## [YOUR TASK]
Pull out every line of the records that contains the string "icon", matching case exactly.

==== DATASET RECORDS

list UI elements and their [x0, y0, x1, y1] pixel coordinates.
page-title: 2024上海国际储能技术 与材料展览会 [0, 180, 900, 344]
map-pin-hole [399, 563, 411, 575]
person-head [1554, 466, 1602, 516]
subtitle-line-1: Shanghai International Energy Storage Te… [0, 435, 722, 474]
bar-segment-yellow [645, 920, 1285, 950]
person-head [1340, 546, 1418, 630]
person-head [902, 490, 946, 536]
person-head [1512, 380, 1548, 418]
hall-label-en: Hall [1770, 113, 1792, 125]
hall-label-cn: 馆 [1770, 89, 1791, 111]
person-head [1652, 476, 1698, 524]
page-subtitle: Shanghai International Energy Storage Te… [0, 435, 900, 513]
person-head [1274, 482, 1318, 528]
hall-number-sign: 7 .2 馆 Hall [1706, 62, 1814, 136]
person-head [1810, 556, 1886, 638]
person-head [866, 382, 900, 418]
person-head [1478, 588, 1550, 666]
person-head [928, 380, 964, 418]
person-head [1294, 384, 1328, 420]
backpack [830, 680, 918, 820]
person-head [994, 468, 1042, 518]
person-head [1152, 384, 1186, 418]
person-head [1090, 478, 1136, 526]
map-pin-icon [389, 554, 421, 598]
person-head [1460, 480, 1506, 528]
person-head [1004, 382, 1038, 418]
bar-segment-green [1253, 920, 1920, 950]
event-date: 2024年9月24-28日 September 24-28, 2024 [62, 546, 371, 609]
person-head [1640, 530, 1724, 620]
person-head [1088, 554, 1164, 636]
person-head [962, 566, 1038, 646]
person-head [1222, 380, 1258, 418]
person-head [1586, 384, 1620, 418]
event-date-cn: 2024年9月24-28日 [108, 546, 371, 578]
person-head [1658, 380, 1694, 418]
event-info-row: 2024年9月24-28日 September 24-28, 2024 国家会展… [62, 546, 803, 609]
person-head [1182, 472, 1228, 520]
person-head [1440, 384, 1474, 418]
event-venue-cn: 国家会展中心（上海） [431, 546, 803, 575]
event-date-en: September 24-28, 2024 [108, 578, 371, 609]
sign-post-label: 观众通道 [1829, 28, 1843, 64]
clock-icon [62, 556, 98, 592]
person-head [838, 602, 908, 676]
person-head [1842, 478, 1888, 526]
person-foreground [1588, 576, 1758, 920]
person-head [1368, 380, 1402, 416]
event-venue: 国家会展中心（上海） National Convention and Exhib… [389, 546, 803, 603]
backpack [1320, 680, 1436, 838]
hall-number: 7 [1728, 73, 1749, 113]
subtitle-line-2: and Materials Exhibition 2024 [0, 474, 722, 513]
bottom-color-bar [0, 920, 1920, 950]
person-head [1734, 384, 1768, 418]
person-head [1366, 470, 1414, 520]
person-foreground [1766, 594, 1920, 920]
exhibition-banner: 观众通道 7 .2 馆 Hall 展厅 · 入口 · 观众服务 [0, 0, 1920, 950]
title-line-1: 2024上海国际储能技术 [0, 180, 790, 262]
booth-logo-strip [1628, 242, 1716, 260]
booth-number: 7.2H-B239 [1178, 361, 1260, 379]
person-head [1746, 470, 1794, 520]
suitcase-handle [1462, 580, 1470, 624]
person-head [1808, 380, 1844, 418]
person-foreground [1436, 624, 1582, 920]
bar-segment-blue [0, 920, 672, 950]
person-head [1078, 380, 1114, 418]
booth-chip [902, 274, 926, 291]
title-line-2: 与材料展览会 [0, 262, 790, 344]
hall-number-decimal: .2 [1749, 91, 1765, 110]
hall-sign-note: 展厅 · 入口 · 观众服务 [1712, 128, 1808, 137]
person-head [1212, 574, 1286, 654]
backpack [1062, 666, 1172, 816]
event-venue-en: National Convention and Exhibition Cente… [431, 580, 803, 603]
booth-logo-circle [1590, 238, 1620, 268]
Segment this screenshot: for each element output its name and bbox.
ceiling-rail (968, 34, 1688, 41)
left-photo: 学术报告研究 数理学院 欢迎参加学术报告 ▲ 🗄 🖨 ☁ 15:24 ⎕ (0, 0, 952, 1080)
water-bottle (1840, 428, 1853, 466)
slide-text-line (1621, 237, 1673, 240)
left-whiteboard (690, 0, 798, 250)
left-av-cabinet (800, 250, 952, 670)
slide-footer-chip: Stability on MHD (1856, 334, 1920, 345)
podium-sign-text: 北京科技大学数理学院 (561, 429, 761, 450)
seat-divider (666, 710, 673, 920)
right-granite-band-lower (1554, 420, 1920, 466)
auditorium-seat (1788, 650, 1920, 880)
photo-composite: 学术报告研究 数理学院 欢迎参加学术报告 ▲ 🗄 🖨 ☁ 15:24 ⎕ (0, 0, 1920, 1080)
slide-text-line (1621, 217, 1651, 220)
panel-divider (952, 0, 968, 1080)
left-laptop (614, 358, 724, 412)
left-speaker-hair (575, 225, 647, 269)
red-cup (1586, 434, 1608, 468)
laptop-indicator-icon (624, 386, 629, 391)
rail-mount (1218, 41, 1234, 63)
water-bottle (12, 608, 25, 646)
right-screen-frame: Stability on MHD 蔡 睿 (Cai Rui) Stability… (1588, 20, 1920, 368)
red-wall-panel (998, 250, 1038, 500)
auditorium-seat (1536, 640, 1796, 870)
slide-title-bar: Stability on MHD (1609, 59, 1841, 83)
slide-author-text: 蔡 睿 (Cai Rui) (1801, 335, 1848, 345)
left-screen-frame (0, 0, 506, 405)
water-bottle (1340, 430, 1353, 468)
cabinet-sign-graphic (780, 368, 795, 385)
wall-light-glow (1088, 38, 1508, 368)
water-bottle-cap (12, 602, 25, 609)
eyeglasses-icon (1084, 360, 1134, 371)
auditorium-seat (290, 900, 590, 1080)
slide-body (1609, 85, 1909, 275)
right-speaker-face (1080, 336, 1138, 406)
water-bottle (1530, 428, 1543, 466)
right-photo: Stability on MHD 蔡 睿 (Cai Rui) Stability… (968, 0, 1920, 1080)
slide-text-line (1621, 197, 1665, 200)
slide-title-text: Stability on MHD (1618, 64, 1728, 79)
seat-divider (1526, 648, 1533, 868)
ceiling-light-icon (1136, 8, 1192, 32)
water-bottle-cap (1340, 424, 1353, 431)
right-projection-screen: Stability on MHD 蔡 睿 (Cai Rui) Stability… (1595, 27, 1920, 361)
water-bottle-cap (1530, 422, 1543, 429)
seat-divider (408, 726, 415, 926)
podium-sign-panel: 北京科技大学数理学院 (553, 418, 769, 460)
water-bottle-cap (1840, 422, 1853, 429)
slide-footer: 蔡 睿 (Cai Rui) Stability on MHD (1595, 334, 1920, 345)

========

## [REPLY TO THE EXERCISE]
map-pin-icon [389, 554, 421, 598]
clock-icon [62, 556, 98, 592]
laptop-indicator-icon (624, 386, 629, 391)
eyeglasses-icon (1084, 360, 1134, 371)
ceiling-light-icon (1136, 8, 1192, 32)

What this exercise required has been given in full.